* Aim of the task: Present each line of the entries below that holds the word "природы".

Data listing:

- - - -

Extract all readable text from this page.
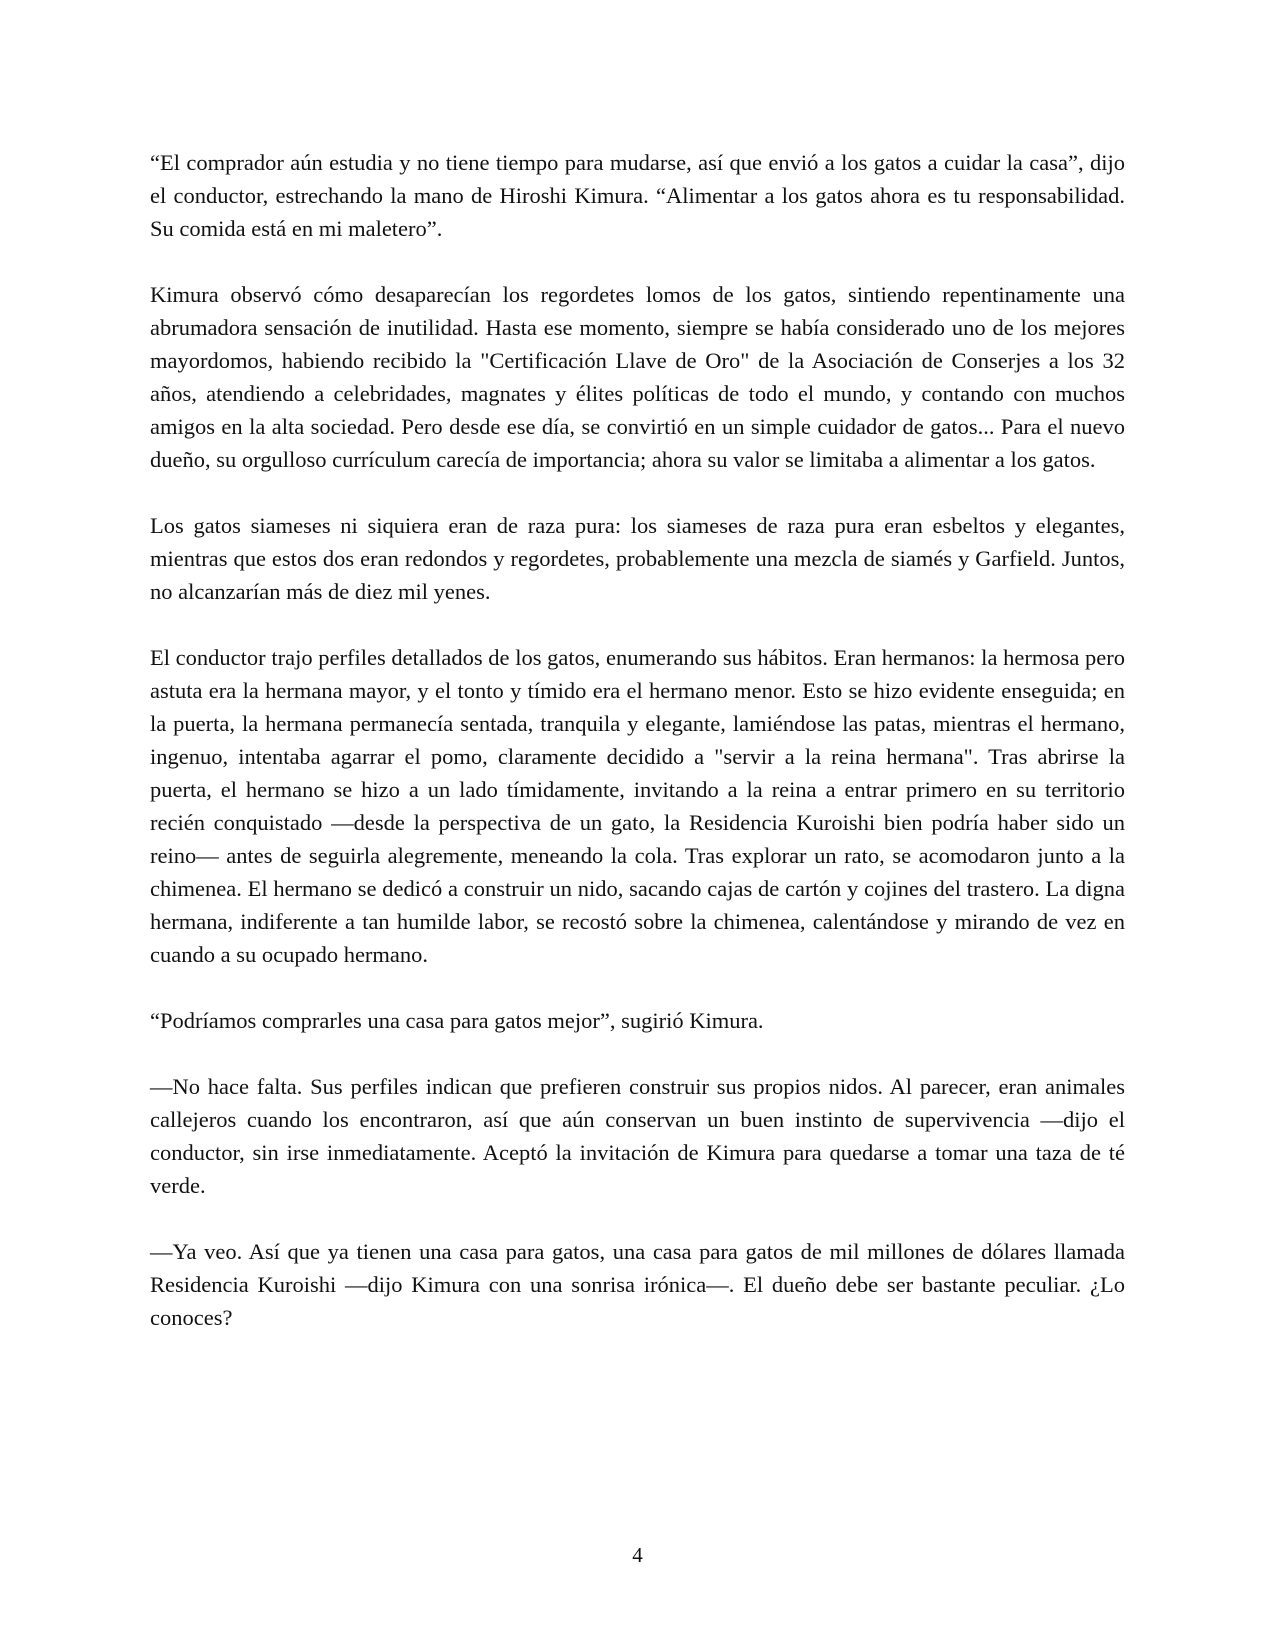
“El comprador aún estudia y no tiene tiempo para mudarse, así que envió a los gatos a cuidar la casa”, dijo el conductor, estrechando la mano de Hiroshi Kimura. “Alimentar a los gatos ahora es tu responsabilidad. Su comida está en mi maletero”.

Kimura observó cómo desaparecían los regordetes lomos de los gatos, sintiendo repentinamente una abrumadora sensación de inutilidad. Hasta ese momento, siempre se había considerado uno de los mejores mayordomos, habiendo recibido la "Certificación Llave de Oro" de la Asociación de Conserjes a los 32 años, atendiendo a celebridades, magnates y élites políticas de todo el mundo, y contando con muchos amigos en la alta sociedad. Pero desde ese día, se convirtió en un simple cuidador de gatos... Para el nuevo dueño, su orgulloso currículum carecía de importancia; ahora su valor se limitaba a alimentar a los gatos.

Los gatos siameses ni siquiera eran de raza pura: los siameses de raza pura eran esbeltos y elegantes, mientras que estos dos eran redondos y regordetes, probablemente una mezcla de siamés y Garfield. Juntos, no alcanzarían más de diez mil yenes.

El conductor trajo perfiles detallados de los gatos, enumerando sus hábitos. Eran hermanos: la hermosa pero astuta era la hermana mayor, y el tonto y tímido era el hermano menor. Esto se hizo evidente enseguida; en la puerta, la hermana permanecía sentada, tranquila y elegante, lamiéndose las patas, mientras el hermano, ingenuo, intentaba agarrar el pomo, claramente decidido a "servir a la reina hermana". Tras abrirse la puerta, el hermano se hizo a un lado tímidamente, invitando a la reina a entrar primero en su territorio recién conquistado —desde la perspectiva de un gato, la Residencia Kuroishi bien podría haber sido un reino— antes de seguirla alegremente, meneando la cola. Tras explorar un rato, se acomodaron junto a la chimenea. El hermano se dedicó a construir un nido, sacando cajas de cartón y cojines del trastero. La digna hermana, indiferente a tan humilde labor, se recostó sobre la chimenea, calentándose y mirando de vez en cuando a su ocupado hermano.

“Podríamos comprarles una casa para gatos mejor”, sugirió Kimura.

—No hace falta. Sus perfiles indican que prefieren construir sus propios nidos. Al parecer, eran animales callejeros cuando los encontraron, así que aún conservan un buen instinto de supervivencia —dijo el conductor, sin irse inmediatamente. Aceptó la invitación de Kimura para quedarse a tomar una taza de té verde.

—Ya veo. Así que ya tienen una casa para gatos, una casa para gatos de mil millones de dólares llamada Residencia Kuroishi —dijo Kimura con una sonrisa irónica—. El dueño debe ser bastante peculiar. ¿Lo conoces?

4
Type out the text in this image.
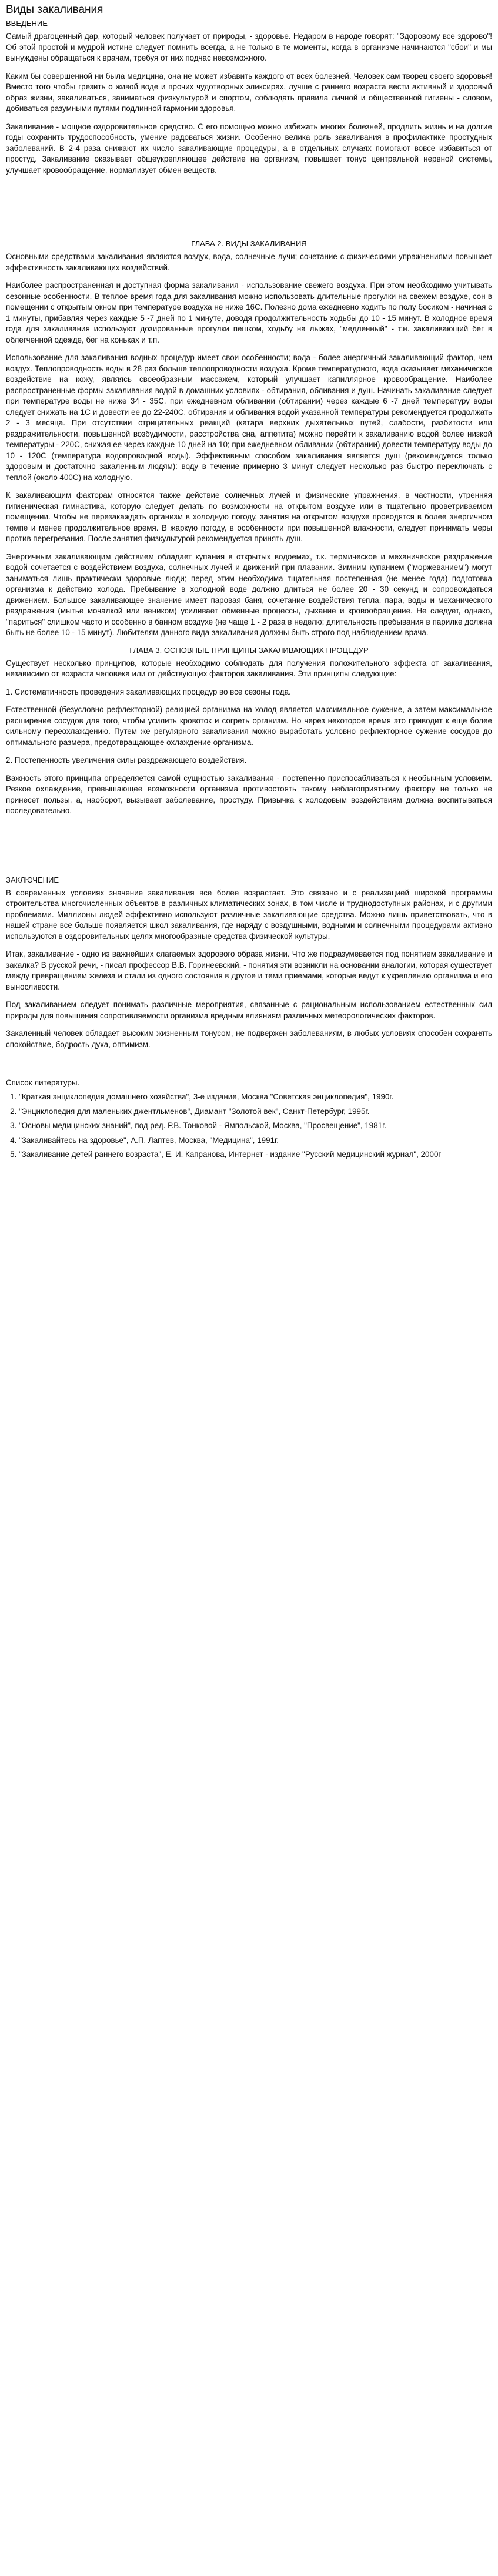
Виды закаливания
ВВЕДЕНИЕ

Самый драгоценный дар, который человек получает от природы, - здоровье. Недаром в народе говорят: "Здоровому все здорово"! Об этой простой и мудрой истине следует помнить всегда, а не только в те моменты, когда в организме начинаются "сбои" и мы вынуждены обращаться к врачам, требуя от них подчас невозможного.

Каким бы совершенной ни была медицина, она не может избавить каждого от всех болезней. Человек сам творец своего здоровья! Вместо того чтобы грезить о живой воде и прочих чудотворных эликсирах, лучше с раннего возраста вести активный и здоровый образ жизни, закаливаться, заниматься физкультурой и спортом, соблюдать правила личной и общественной гигиены - словом, добиваться разумными путями подлинной гармонии здоровья.

Закаливание - мощное оздоровительное средство. С его помощью можно избежать многих болезней, продлить жизнь и на долгие годы сохранить трудоспособность, умение радоваться жизни. Особенно велика роль закаливания в профилактике простудных заболеваний. В 2-4 раза снижают их число закаливающие процедуры, а в отдельных случаях помогают вовсе избавиться от простуд. Закаливание оказывает общеукрепляющее действие на организм, повышает тонус центральной нервной системы, улучшает кровообращение, нормализует обмен веществ.

ГЛАВА 2. ВИДЫ ЗАКАЛИВАНИЯ

Основными средствами закаливания являются воздух, вода, солнечные лучи; сочетание с физическими упражнениями повышает эффективность закаливающих воздействий.

Наиболее распространенная и доступная форма закаливания - использование свежего воздуха. При этом необходимо учитывать сезонные особенности. В теплое время года для закаливания можно использовать длительные прогулки на свежем воздухе, сон в помещении с открытым окном при температуре воздуха не ниже 16С. Полезно дома ежедневно ходить по полу босиком - начиная с 1 минуты, прибавляя через каждые 5 -7 дней по 1 минуте, доводя продолжительность ходьбы до 10 - 15 минут. В холодное время года для закаливания используют дозированные прогулки пешком, ходьбу на лыжах, "медленный" - т.н. закаливающий бег в облегченной одежде, бег на коньках и т.п.

Использование для закаливания водных процедур имеет свои особенности; вода - более энергичный закаливающий фактор, чем воздух. Теплопроводность воды в 28 раз больше теплопроводности воздуха. Кроме температурного, вода оказывает механическое воздействие на кожу, являясь своеобразным массажем, который улучшает капиллярное кровообращение. Наиболее распространенные формы закаливания водой в домашних условиях - обтирания, обливания и душ. Начинать закаливание следует при температуре воды не ниже 34 - 35С. при ежедневном обливании (обтирании) через каждые 6 -7 дней температуру воды следует снижать на 1С и довести ее до 22-240С. обтирания и обливания водой указанной температуры рекомендуется продолжать 2 - 3 месяца. При отсутствии отрицательных реакций (катара верхних дыхательных путей, слабости, разбитости или раздражительности, повышенной возбудимости, расстройства сна, аппетита) можно перейти к закаливанию водой более низкой температуры - 220С, снижая ее через каждые 10 дней на 10; при ежедневном обливании (обтирании) довести температуру воды до 10 - 120С (температура водопроводной воды). Эффективным способом закаливания является душ (рекомендуется только здоровым и достаточно закаленным людям): воду в течение примерно 3 минут следует несколько раз быстро переключать с теплой (около 400С) на холодную.

К закаливающим факторам относятся также действие солнечных лучей и физические упражнения, в частности, утренняя гигиеническая гимнастика, которую следует делать по возможности на открытом воздухе или в тщательно проветриваемом помещении. Чтобы не перезакаждать организм в холодную погоду, занятия на открытом воздухе проводятся в более энергичном темпе и менее продолжительное время. В жаркую погоду, в особенности при повышенной влажности, следует принимать меры против перегревания. После занятия физкультурой рекомендуется принять душ.

Энергичным закаливающим действием обладает купания в открытых водоемах, т.к. термическое и механическое раздражение водой сочетается с воздействием воздуха, солнечных лучей и движений при плавании. Зимним купанием ("моржеванием") могут заниматься лишь практически здоровые люди; перед этим необходима тщательная постепенная (не менее года) подготовка организма к действию холода. Пребывание в холодной воде должно длиться не более 20 - 30 секунд и сопровождаться движением. Большое закаливающее значение имеет паровая баня, сочетание воздействия тепла, пара, воды и механического раздражения (мытье мочалкой или веником) усиливает обменные процессы, дыхание и кровообращение. Не следует, однако, "париться" слишком часто и особенно в банном воздухе (не чаще 1 - 2 раза в неделю; длительность пребывания в парилке должна быть не более 10 - 15 минут). Любителям данного вида закаливания должны быть строго под наблюдением врача.

ГЛАВА 3. ОСНОВНЫЕ ПРИНЦИПЫ ЗАКАЛИВАЮЩИХ ПРОЦЕДУР

Существует несколько принципов, которые необходимо соблюдать для получения положительного эффекта от закаливания, независимо от возраста человека или от действующих факторов закаливания. Эти принципы следующие:

1. Систематичность проведения закаливающих процедур во все сезоны года.

Естественной (безусловно рефлекторной) реакцией организма на холод является максимальное сужение, а затем максимальное расширение сосудов для того, чтобы усилить кровоток и согреть организм. Но через некоторое время это приводит к еще более сильному переохлаждению. Путем же регулярного закаливания можно выработать условно рефлекторное сужение сосудов до оптимального размера, предотвращающее охлаждение организма.

2. Постепенность увеличения силы раздражающего воздействия.

Важность этого принципа определяется самой сущностью закаливания - постепенно приспосабливаться к необычным условиям. Резкое охлаждение, превышающее возможности организма противостоять такому неблагоприятному фактору не только не принесет пользы, а, наоборот, вызывает заболевание, простуду. Привычка к холодовым воздействиям должна воспитываться последовательно.

ЗАКЛЮЧЕНИЕ

В современных условиях значение закаливания все более возрастает. Это связано и с реализацией широкой программы строительства многочисленных объектов в различных климатических зонах, в том числе и труднодоступных районах, и с другими проблемами. Миллионы людей эффективно используют различные закаливающие средства. Можно лишь приветствовать, что в нашей стране все больше появляется школ закаливания, где наряду с воздушными, водными и солнечными процедурами активно используются в оздоровительных целях многообразные средства физической культуры.

Итак, закаливание - одно из важнейших слагаемых здорового образа жизни. Что же подразумевается под понятием закаливание и закалка? В русской речи, - писал профессор В.В. Горинеевский, - понятия эти возникли на основании аналогии, которая существует между превращением железа и стали из одного состояния в другое и теми приемами, которые ведут к укреплению организма и его выносливости.

Под закаливанием следует понимать различные мероприятия, связанные с рациональным использованием естественных сил природы для повышения сопротивляемости организма вредным влияниям различных метеорологических факторов.

Закаленный человек обладает высоким жизненным тонусом, не подвержен заболеваниям, в любых условиях способен сохранять спокойствие, бодрость духа, оптимизм.

Список литературы.
1. "Краткая энциклопедия домашнего хозяйства", 3-е издание, Москва "Советская энциклопедия", 1990г.
2. "Энциклопедия для маленьких джентльменов", Диамант "Золотой век", Санкт-Петербург, 1995г.
3. "Основы медицинских знаний", под ред. Р.В. Тонковой - Ямпольской, Москва, "Просвещение", 1981г.
4. "Закаливайтесь на здоровье", А.П. Лаптев, Москва, "Медицина", 1991г.
5. "Закаливание детей раннего возраста", Е. И. Капранова, Интернет - издание "Русский медицинский журнал", 2000г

- - - -

* The output:
Самый драгоценный дар, который человек получает от природы, - здоровье. Недаром в народе говорят: "Здоровому все здорово"! Об этой простой и мудрой истине следует помнить всегда, а не только в те моменты, когда в организме начинаются "сбои" и мы вынуждены обращаться к врачам, требуя от них подчас невозможного.
Под закаливанием следует понимать различные мероприятия, связанные с рациональным использованием естественных сил природы для повышения сопротивляемости организма вредным влияниям различных метеорологических факторов.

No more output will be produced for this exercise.